> [Dataset]

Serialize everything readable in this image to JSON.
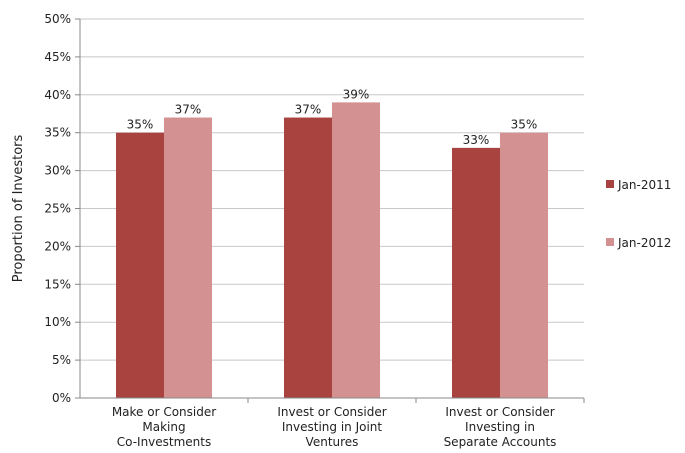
{
  "chart_data": {
    "type": "bar",
    "title": "",
    "xlabel": "",
    "ylabel": "Proportion of Investors",
    "ylim": [
      0,
      50
    ],
    "yticks": [
      "0%",
      "5%",
      "10%",
      "15%",
      "20%",
      "25%",
      "30%",
      "35%",
      "40%",
      "45%",
      "50%"
    ],
    "grid": true,
    "legend_position": "right",
    "categories": [
      [
        "Make or Consider",
        "Making",
        "Co-Investments"
      ],
      [
        "Invest or Consider",
        "Investing in Joint",
        "Ventures"
      ],
      [
        "Invest or Consider",
        "Investing in",
        "Separate Accounts"
      ]
    ],
    "series": [
      {
        "name": "Jan-2011",
        "color": "#a8433f",
        "values": [
          35,
          37,
          33
        ],
        "labels": [
          "35%",
          "37%",
          "33%"
        ]
      },
      {
        "name": "Jan-2012",
        "color": "#d39291",
        "values": [
          37,
          39,
          35
        ],
        "labels": [
          "37%",
          "39%",
          "35%"
        ]
      }
    ]
  }
}
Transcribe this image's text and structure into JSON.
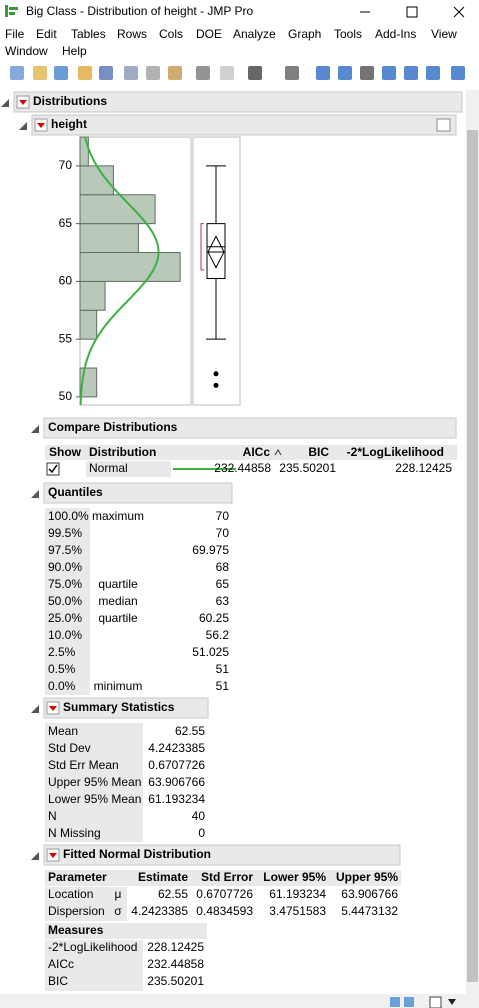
{
  "window": {
    "title": "Big Class - Distribution of height - JMP Pro"
  },
  "menu": [
    "File",
    "Edit",
    "Tables",
    "Rows",
    "Cols",
    "DOE",
    "Analyze",
    "Graph",
    "Tools",
    "Add-Ins",
    "View",
    "Window",
    "Help"
  ],
  "report": {
    "title": "Distributions",
    "variable": "height"
  },
  "chart_data": {
    "type": "histogram",
    "bins": [
      50,
      52.5,
      55,
      57.5,
      60,
      62.5,
      65,
      67.5,
      70,
      72.5
    ],
    "counts": [
      2,
      0,
      2,
      3,
      12,
      7,
      9,
      4,
      1
    ],
    "color": "#b9c9b9",
    "ylim": [
      49.3,
      72.5
    ],
    "yticks": [
      50,
      55,
      60,
      65,
      70
    ],
    "xlim": [
      0,
      13.3
    ],
    "box": {
      "whisker_low": 55,
      "q1": 60.25,
      "median": 63,
      "q3": 65,
      "whisker_high": 70,
      "outliers": [
        51,
        52
      ],
      "mean": 62.55,
      "mean_ci": [
        61.193234,
        63.906766
      ],
      "shortest_half": [
        61,
        65
      ]
    },
    "normal": {
      "mean": 62.55,
      "sd": 4.2423385,
      "color": "#3cb043"
    }
  },
  "compare": {
    "title": "Compare Distributions",
    "headers": [
      "Show",
      "Distribution",
      "AICc",
      "BIC",
      "-2*LogLikelihood"
    ],
    "rows": [
      [
        "Normal",
        "232.44858",
        "235.50201",
        "228.12425"
      ]
    ]
  },
  "quantiles": {
    "title": "Quantiles",
    "rows": [
      {
        "pct": "100.0%",
        "label": "maximum",
        "value": "70"
      },
      {
        "pct": "99.5%",
        "value": "70"
      },
      {
        "pct": "97.5%",
        "value": "69.975"
      },
      {
        "pct": "90.0%",
        "value": "68"
      },
      {
        "pct": "75.0%",
        "label": "quartile",
        "value": "65"
      },
      {
        "pct": "50.0%",
        "label": "median",
        "value": "63"
      },
      {
        "pct": "25.0%",
        "label": "quartile",
        "value": "60.25"
      },
      {
        "pct": "10.0%",
        "value": "56.2"
      },
      {
        "pct": "2.5%",
        "value": "51.025"
      },
      {
        "pct": "0.5%",
        "value": "51"
      },
      {
        "pct": "0.0%",
        "label": "minimum",
        "value": "51"
      }
    ]
  },
  "summary": {
    "title": "Summary Statistics",
    "rows": [
      [
        "Mean",
        "62.55"
      ],
      [
        "Std Dev",
        "4.2423385"
      ],
      [
        "Std Err Mean",
        "0.6707726"
      ],
      [
        "Upper 95% Mean",
        "63.906766"
      ],
      [
        "Lower 95% Mean",
        "61.193234"
      ],
      [
        "N",
        "40"
      ],
      [
        "N Missing",
        "0"
      ]
    ]
  },
  "fitted": {
    "title": "Fitted Normal Distribution",
    "headers": [
      "Parameter",
      "Estimate",
      "Std Error",
      "Lower 95%",
      "Upper 95%"
    ],
    "rows": [
      [
        "Location",
        "μ",
        "62.55",
        "0.6707726",
        "61.193234",
        "63.906766"
      ],
      [
        "Dispersion",
        "σ",
        "4.2423385",
        "0.4834593",
        "3.4751583",
        "5.4473132"
      ]
    ],
    "measures_title": "Measures",
    "measures": [
      [
        "-2*LogLikelihood",
        "228.12425"
      ],
      [
        "AICc",
        "232.44858"
      ],
      [
        "BIC",
        "235.50201"
      ]
    ]
  }
}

> [Problem to solve] Leaving all pictures aside, quote each record exactly.

> [Answer below]
Serialize everything readable in this image to JSON.
{
  "chart_data": {
    "type": "bar",
    "title": "",
    "xlabel": "",
    "ylabel": "Proportion of Investors",
    "ylim": [
      0,
      50
    ],
    "yticks": [
      "0%",
      "5%",
      "10%",
      "15%",
      "20%",
      "25%",
      "30%",
      "35%",
      "40%",
      "45%",
      "50%"
    ],
    "grid": true,
    "legend_position": "right",
    "categories": [
      [
        "Make or Consider",
        "Making",
        "Co-Investments"
      ],
      [
        "Invest or Consider",
        "Investing in Joint",
        "Ventures"
      ],
      [
        "Invest or Consider",
        "Investing in",
        "Separate Accounts"
      ]
    ],
    "series": [
      {
        "name": "Jan-2011",
        "color": "#a8433f",
        "values": [
          35,
          37,
          33
        ],
        "labels": [
          "35%",
          "37%",
          "33%"
        ]
      },
      {
        "name": "Jan-2012",
        "color": "#d39291",
        "values": [
          37,
          39,
          35
        ],
        "labels": [
          "37%",
          "39%",
          "35%"
        ]
      }
    ]
  }
}
Transcribe this image's text and structure into JSON.
{
  "window": {
    "title": "Big Class - Distribution of height - JMP Pro"
  },
  "menu": [
    "File",
    "Edit",
    "Tables",
    "Rows",
    "Cols",
    "DOE",
    "Analyze",
    "Graph",
    "Tools",
    "Add-Ins",
    "View",
    "Window",
    "Help"
  ],
  "report": {
    "title": "Distributions",
    "variable": "height"
  },
  "chart_data": {
    "type": "histogram",
    "bins": [
      50,
      52.5,
      55,
      57.5,
      60,
      62.5,
      65,
      67.5,
      70,
      72.5
    ],
    "counts": [
      2,
      0,
      2,
      3,
      12,
      7,
      9,
      4,
      1
    ],
    "color": "#b9c9b9",
    "ylim": [
      49.3,
      72.5
    ],
    "yticks": [
      50,
      55,
      60,
      65,
      70
    ],
    "xlim": [
      0,
      13.3
    ],
    "box": {
      "whisker_low": 55,
      "q1": 60.25,
      "median": 63,
      "q3": 65,
      "whisker_high": 70,
      "outliers": [
        51,
        52
      ],
      "mean": 62.55,
      "mean_ci": [
        61.193234,
        63.906766
      ],
      "shortest_half": [
        61,
        65
      ]
    },
    "normal": {
      "mean": 62.55,
      "sd": 4.2423385,
      "color": "#3cb043"
    }
  },
  "compare": {
    "title": "Compare Distributions",
    "headers": [
      "Show",
      "Distribution",
      "AICc",
      "BIC",
      "-2*LogLikelihood"
    ],
    "rows": [
      [
        "Normal",
        "232.44858",
        "235.50201",
        "228.12425"
      ]
    ]
  },
  "quantiles": {
    "title": "Quantiles",
    "rows": [
      {
        "pct": "100.0%",
        "label": "maximum",
        "value": "70"
      },
      {
        "pct": "99.5%",
        "value": "70"
      },
      {
        "pct": "97.5%",
        "value": "69.975"
      },
      {
        "pct": "90.0%",
        "value": "68"
      },
      {
        "pct": "75.0%",
        "label": "quartile",
        "value": "65"
      },
      {
        "pct": "50.0%",
        "label": "median",
        "value": "63"
      },
      {
        "pct": "25.0%",
        "label": "quartile",
        "value": "60.25"
      },
      {
        "pct": "10.0%",
        "value": "56.2"
      },
      {
        "pct": "2.5%",
        "value": "51.025"
      },
      {
        "pct": "0.5%",
        "value": "51"
      },
      {
        "pct": "0.0%",
        "label": "minimum",
        "value": "51"
      }
    ]
  },
  "summary": {
    "title": "Summary Statistics",
    "rows": [
      [
        "Mean",
        "62.55"
      ],
      [
        "Std Dev",
        "4.2423385"
      ],
      [
        "Std Err Mean",
        "0.6707726"
      ],
      [
        "Upper 95% Mean",
        "63.906766"
      ],
      [
        "Lower 95% Mean",
        "61.193234"
      ],
      [
        "N",
        "40"
      ],
      [
        "N Missing",
        "0"
      ]
    ]
  },
  "fitted": {
    "title": "Fitted Normal Distribution",
    "headers": [
      "Parameter",
      "Estimate",
      "Std Error",
      "Lower 95%",
      "Upper 95%"
    ],
    "rows": [
      [
        "Location",
        "μ",
        "62.55",
        "0.6707726",
        "61.193234",
        "63.906766"
      ],
      [
        "Dispersion",
        "σ",
        "4.2423385",
        "0.4834593",
        "3.4751583",
        "5.4473132"
      ]
    ],
    "measures_title": "Measures",
    "measures": [
      [
        "-2*LogLikelihood",
        "228.12425"
      ],
      [
        "AICc",
        "232.44858"
      ],
      [
        "BIC",
        "235.50201"
      ]
    ]
  }
}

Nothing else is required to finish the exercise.